| TASK DETAILS |
Each entry in the listing below should be restated word for word.

------------------------------------------------

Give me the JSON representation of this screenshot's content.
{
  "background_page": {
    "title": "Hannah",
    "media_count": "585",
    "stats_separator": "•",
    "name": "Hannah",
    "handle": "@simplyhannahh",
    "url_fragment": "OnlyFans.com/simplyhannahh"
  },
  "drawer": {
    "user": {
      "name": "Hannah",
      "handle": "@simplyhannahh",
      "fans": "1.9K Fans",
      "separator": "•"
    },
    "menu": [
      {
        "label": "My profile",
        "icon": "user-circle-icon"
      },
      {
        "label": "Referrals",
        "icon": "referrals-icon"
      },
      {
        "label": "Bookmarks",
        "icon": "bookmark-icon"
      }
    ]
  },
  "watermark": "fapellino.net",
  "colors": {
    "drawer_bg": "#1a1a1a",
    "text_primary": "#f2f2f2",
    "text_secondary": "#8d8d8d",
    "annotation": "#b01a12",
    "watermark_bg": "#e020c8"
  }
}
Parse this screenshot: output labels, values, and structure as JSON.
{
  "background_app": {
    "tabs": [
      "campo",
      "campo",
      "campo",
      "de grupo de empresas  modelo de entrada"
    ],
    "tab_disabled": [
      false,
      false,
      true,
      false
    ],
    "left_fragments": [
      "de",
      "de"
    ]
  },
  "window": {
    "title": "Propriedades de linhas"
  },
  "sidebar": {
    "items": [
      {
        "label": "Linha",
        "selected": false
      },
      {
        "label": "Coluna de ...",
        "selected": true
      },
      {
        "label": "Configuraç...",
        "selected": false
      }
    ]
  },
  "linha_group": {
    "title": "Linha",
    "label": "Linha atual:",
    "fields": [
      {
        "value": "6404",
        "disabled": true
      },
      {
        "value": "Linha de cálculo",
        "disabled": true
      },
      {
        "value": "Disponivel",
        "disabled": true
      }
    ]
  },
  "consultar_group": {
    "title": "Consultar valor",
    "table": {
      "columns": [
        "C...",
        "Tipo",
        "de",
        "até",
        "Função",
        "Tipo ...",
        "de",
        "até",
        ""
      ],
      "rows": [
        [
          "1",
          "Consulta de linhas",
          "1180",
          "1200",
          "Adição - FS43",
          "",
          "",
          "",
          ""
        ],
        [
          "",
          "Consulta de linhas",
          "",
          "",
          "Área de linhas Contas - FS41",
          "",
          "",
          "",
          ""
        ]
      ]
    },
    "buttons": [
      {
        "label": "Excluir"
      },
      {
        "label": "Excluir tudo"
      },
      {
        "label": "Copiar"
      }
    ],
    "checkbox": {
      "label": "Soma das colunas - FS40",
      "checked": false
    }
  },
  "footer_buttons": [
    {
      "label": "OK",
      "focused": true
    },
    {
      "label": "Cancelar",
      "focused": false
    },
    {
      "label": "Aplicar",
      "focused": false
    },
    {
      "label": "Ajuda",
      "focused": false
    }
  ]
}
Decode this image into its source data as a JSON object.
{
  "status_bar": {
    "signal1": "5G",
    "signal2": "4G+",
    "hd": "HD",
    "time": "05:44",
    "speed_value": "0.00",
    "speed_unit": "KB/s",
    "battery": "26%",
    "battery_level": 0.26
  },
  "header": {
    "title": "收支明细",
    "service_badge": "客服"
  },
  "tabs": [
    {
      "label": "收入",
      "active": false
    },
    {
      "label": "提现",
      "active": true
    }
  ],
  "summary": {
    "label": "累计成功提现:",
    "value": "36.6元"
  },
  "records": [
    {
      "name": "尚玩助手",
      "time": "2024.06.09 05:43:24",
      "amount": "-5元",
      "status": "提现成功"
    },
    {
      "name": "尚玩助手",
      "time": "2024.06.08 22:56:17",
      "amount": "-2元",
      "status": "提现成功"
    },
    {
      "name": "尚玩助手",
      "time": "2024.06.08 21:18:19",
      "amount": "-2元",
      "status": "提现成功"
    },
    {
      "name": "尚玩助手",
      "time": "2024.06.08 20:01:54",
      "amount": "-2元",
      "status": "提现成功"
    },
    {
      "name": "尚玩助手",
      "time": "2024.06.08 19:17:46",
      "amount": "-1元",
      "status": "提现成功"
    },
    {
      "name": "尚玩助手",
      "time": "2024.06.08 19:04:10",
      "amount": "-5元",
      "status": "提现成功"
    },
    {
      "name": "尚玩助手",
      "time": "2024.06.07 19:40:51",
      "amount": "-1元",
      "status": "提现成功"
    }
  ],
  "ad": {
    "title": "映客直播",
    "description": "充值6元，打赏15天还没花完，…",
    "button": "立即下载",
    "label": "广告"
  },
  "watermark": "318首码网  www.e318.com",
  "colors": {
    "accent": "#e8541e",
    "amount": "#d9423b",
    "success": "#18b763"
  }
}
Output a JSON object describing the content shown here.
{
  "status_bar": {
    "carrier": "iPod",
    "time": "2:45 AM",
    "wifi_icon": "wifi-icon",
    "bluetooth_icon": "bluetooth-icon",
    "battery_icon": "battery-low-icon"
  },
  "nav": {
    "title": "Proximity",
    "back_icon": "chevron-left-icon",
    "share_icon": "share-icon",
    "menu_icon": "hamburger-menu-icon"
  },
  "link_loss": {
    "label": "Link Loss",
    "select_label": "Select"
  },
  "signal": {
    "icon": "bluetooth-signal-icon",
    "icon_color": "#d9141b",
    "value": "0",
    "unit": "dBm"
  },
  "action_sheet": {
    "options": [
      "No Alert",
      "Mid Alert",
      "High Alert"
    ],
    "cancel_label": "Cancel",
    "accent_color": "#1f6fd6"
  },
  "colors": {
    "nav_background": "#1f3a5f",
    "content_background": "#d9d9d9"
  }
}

------------------------------------------------

| EXERCISE ANSWER |
Give me the JSON representation of this screenshot's content.
{
  "background_page": {
    "title": "Hannah",
    "media_count": "585",
    "stats_separator": "•",
    "name": "Hannah",
    "handle": "@simplyhannahh",
    "url_fragment": "OnlyFans.com/simplyhannahh"
  },
  "drawer": {
    "user": {
      "name": "Hannah",
      "handle": "@simplyhannahh",
      "fans": "1.9K Fans",
      "separator": "•"
    },
    "menu": [
      {
        "label": "My profile",
        "icon": "user-circle-icon"
      },
      {
        "label": "Referrals",
        "icon": "referrals-icon"
      },
      {
        "label": "Bookmarks",
        "icon": "bookmark-icon"
      }
    ]
  },
  "watermark": "fapellino.net",
  "colors": {
    "drawer_bg": "#1a1a1a",
    "text_primary": "#f2f2f2",
    "text_secondary": "#8d8d8d",
    "annotation": "#b01a12",
    "watermark_bg": "#e020c8"
  }
}
Parse this screenshot: output labels, values, and structure as JSON.
{
  "background_app": {
    "tabs": [
      "campo",
      "campo",
      "campo",
      "de grupo de empresas  modelo de entrada"
    ],
    "tab_disabled": [
      false,
      false,
      true,
      false
    ],
    "left_fragments": [
      "de",
      "de"
    ]
  },
  "window": {
    "title": "Propriedades de linhas"
  },
  "sidebar": {
    "items": [
      {
        "label": "Linha",
        "selected": false
      },
      {
        "label": "Coluna de ...",
        "selected": true
      },
      {
        "label": "Configuraç...",
        "selected": false
      }
    ]
  },
  "linha_group": {
    "title": "Linha",
    "label": "Linha atual:",
    "fields": [
      {
        "value": "6404",
        "disabled": true
      },
      {
        "value": "Linha de cálculo",
        "disabled": true
      },
      {
        "value": "Disponivel",
        "disabled": true
      }
    ]
  },
  "consultar_group": {
    "title": "Consultar valor",
    "table": {
      "columns": [
        "C...",
        "Tipo",
        "de",
        "até",
        "Função",
        "Tipo ...",
        "de",
        "até",
        ""
      ],
      "rows": [
        [
          "1",
          "Consulta de linhas",
          "1180",
          "1200",
          "Adição - FS43",
          "",
          "",
          "",
          ""
        ],
        [
          "",
          "Consulta de linhas",
          "",
          "",
          "Área de linhas Contas - FS41",
          "",
          "",
          "",
          ""
        ]
      ]
    },
    "buttons": [
      {
        "label": "Excluir"
      },
      {
        "label": "Excluir tudo"
      },
      {
        "label": "Copiar"
      }
    ],
    "checkbox": {
      "label": "Soma das colunas - FS40",
      "checked": false
    }
  },
  "footer_buttons": [
    {
      "label": "OK",
      "focused": true
    },
    {
      "label": "Cancelar",
      "focused": false
    },
    {
      "label": "Aplicar",
      "focused": false
    },
    {
      "label": "Ajuda",
      "focused": false
    }
  ]
}
Decode this image into its source data as a JSON object.
{
  "status_bar": {
    "signal1": "5G",
    "signal2": "4G+",
    "hd": "HD",
    "time": "05:44",
    "speed_value": "0.00",
    "speed_unit": "KB/s",
    "battery": "26%",
    "battery_level": 0.26
  },
  "header": {
    "title": "收支明细",
    "service_badge": "客服"
  },
  "tabs": [
    {
      "label": "收入",
      "active": false
    },
    {
      "label": "提现",
      "active": true
    }
  ],
  "summary": {
    "label": "累计成功提现:",
    "value": "36.6元"
  },
  "records": [
    {
      "name": "尚玩助手",
      "time": "2024.06.09 05:43:24",
      "amount": "-5元",
      "status": "提现成功"
    },
    {
      "name": "尚玩助手",
      "time": "2024.06.08 22:56:17",
      "amount": "-2元",
      "status": "提现成功"
    },
    {
      "name": "尚玩助手",
      "time": "2024.06.08 21:18:19",
      "amount": "-2元",
      "status": "提现成功"
    },
    {
      "name": "尚玩助手",
      "time": "2024.06.08 20:01:54",
      "amount": "-2元",
      "status": "提现成功"
    },
    {
      "name": "尚玩助手",
      "time": "2024.06.08 19:17:46",
      "amount": "-1元",
      "status": "提现成功"
    },
    {
      "name": "尚玩助手",
      "time": "2024.06.08 19:04:10",
      "amount": "-5元",
      "status": "提现成功"
    },
    {
      "name": "尚玩助手",
      "time": "2024.06.07 19:40:51",
      "amount": "-1元",
      "status": "提现成功"
    }
  ],
  "ad": {
    "title": "映客直播",
    "description": "充值6元，打赏15天还没花完，…",
    "button": "立即下载",
    "label": "广告"
  },
  "watermark": "318首码网  www.e318.com",
  "colors": {
    "accent": "#e8541e",
    "amount": "#d9423b",
    "success": "#18b763"
  }
}
Output a JSON object describing the content shown here.
{
  "status_bar": {
    "carrier": "iPod",
    "time": "2:45 AM",
    "wifi_icon": "wifi-icon",
    "bluetooth_icon": "bluetooth-icon",
    "battery_icon": "battery-low-icon"
  },
  "nav": {
    "title": "Proximity",
    "back_icon": "chevron-left-icon",
    "share_icon": "share-icon",
    "menu_icon": "hamburger-menu-icon"
  },
  "link_loss": {
    "label": "Link Loss",
    "select_label": "Select"
  },
  "signal": {
    "icon": "bluetooth-signal-icon",
    "icon_color": "#d9141b",
    "value": "0",
    "unit": "dBm"
  },
  "action_sheet": {
    "options": [
      "No Alert",
      "Mid Alert",
      "High Alert"
    ],
    "cancel_label": "Cancel",
    "accent_color": "#1f6fd6"
  },
  "colors": {
    "nav_background": "#1f3a5f",
    "content_background": "#d9d9d9"
  }
}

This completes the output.